begin Input for this task

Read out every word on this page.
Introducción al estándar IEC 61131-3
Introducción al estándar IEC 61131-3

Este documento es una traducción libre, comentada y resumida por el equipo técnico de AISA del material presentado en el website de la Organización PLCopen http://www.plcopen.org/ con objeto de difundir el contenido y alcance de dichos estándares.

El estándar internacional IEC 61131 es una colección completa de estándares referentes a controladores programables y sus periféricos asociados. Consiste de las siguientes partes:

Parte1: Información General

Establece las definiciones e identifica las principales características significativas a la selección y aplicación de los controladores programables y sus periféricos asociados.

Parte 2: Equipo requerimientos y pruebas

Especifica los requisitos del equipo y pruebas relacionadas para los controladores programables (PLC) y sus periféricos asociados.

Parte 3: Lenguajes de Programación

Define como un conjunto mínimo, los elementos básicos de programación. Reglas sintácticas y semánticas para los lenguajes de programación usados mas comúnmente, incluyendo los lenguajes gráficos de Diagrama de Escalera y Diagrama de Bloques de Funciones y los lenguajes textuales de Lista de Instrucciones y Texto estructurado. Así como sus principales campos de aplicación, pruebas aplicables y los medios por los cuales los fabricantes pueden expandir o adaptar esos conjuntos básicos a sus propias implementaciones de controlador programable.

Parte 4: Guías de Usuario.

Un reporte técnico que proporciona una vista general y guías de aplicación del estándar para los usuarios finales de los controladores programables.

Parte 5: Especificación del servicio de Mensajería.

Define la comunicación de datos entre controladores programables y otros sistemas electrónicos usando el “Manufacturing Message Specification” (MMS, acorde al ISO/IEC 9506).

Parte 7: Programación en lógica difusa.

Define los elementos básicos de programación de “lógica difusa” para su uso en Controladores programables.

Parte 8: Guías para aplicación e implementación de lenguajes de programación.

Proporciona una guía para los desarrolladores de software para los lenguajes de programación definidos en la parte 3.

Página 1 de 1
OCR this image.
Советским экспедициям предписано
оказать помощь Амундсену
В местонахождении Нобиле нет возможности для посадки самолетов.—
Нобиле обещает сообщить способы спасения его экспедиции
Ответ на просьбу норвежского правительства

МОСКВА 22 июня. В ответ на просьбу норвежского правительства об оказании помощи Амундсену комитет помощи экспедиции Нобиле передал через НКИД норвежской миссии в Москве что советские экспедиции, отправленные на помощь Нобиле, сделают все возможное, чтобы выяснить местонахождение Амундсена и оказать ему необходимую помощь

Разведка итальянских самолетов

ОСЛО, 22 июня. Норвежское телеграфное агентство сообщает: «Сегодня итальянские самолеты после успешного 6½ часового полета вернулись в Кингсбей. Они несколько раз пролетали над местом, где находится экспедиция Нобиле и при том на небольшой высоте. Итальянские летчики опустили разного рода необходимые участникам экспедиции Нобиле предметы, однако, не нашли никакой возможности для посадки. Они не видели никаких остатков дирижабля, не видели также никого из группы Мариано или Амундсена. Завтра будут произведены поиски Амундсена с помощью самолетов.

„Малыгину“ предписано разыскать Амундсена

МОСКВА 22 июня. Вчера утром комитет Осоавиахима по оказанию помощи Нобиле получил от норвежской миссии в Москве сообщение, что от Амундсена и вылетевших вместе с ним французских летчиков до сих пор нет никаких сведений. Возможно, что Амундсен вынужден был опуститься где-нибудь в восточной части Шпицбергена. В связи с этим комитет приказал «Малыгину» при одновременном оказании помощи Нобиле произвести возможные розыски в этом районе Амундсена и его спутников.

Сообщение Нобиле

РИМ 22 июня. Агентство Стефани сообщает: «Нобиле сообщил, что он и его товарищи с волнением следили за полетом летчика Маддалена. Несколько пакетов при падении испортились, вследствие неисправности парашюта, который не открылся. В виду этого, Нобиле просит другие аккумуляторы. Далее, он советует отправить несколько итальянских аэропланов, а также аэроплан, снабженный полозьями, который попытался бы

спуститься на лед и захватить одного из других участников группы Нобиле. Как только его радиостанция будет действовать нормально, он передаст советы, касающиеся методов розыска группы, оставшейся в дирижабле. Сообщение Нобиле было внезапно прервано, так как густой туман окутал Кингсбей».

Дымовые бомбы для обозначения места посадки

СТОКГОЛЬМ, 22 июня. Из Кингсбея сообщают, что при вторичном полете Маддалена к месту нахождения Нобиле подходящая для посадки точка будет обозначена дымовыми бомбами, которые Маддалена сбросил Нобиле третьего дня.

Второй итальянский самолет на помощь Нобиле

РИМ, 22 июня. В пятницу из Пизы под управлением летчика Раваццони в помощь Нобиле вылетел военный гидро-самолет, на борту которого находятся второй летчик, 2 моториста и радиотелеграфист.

end Input for this task

_To be done_
Using the records above, find and show each line with the string "просьбу".

_Reply_
Ответ на просьбу норвежского правительства
МОСКВА 22 июня. В ответ на просьбу норвежского правительства об оказании помощи Амундсену комитет помощи экспедиции Нобиле передал через НКИД норвежской миссии в Москве что советские экспедиции, отправленные на помощь Нобиле, сделают все возможное, чтобы выяснить местонахождение Амундсена и оказать ему необходимую помощь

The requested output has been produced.